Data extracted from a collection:

━━━━━━

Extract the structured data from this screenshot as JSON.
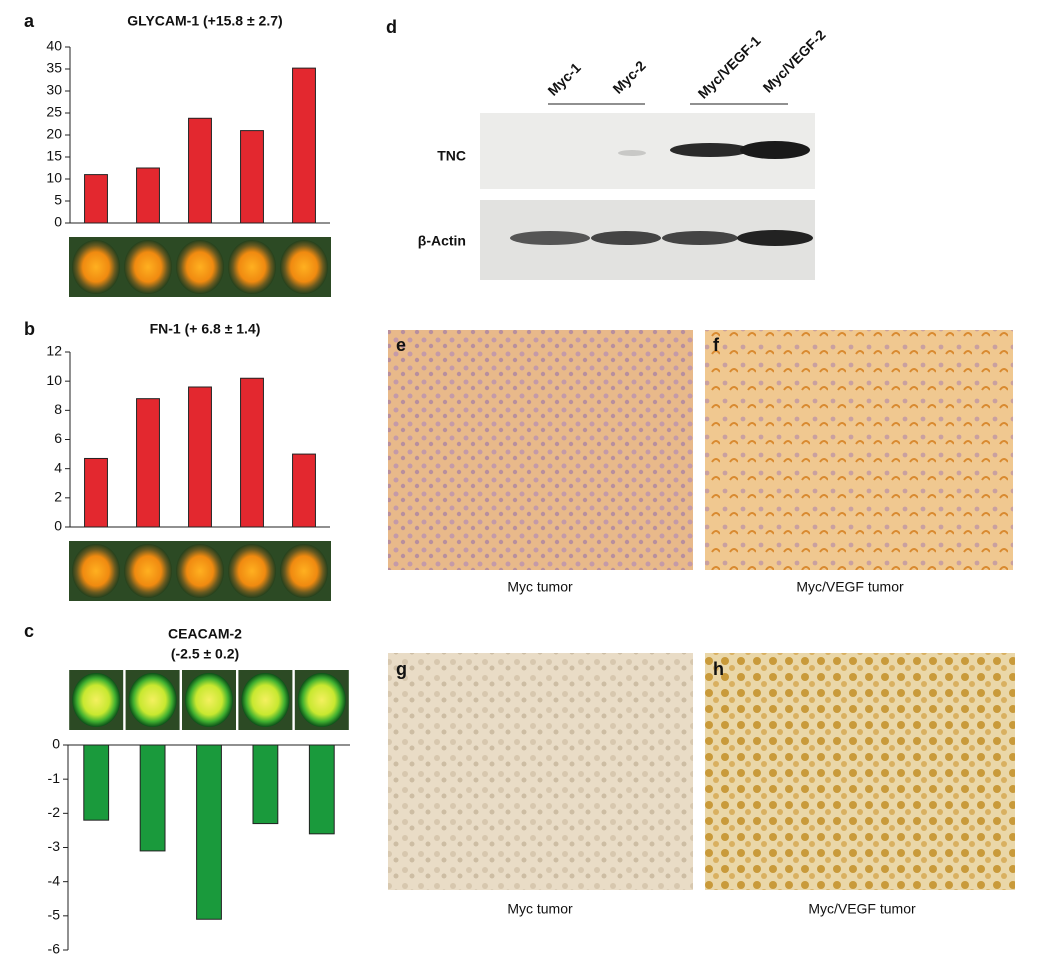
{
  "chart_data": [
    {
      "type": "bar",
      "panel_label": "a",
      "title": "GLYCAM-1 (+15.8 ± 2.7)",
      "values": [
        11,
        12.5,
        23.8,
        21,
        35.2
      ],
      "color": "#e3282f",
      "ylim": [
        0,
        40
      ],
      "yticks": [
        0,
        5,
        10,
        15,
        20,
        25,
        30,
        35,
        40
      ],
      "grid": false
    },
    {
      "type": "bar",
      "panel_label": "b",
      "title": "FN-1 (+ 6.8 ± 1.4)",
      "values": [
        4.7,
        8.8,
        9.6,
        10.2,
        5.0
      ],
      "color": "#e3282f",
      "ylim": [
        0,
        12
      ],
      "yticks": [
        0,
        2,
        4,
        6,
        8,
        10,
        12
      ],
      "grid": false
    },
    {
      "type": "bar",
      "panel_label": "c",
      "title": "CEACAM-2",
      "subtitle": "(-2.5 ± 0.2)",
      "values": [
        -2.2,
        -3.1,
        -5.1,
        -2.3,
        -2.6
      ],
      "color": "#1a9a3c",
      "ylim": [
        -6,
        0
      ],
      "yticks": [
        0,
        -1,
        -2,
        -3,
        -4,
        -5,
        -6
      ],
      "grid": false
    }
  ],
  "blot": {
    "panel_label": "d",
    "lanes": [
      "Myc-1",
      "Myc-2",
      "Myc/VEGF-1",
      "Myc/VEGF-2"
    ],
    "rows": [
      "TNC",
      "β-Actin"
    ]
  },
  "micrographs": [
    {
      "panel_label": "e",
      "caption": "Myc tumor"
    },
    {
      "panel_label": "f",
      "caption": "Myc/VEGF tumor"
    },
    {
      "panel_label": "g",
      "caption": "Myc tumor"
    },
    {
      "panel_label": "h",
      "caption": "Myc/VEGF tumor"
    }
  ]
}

━━━━━━

Read through the data and copy every line where "VEGF" shows up.

      "Myc/VEGF-1",
      "Myc/VEGF-2"
      "caption": "Myc/VEGF tumor"
      "caption": "Myc/VEGF tumor"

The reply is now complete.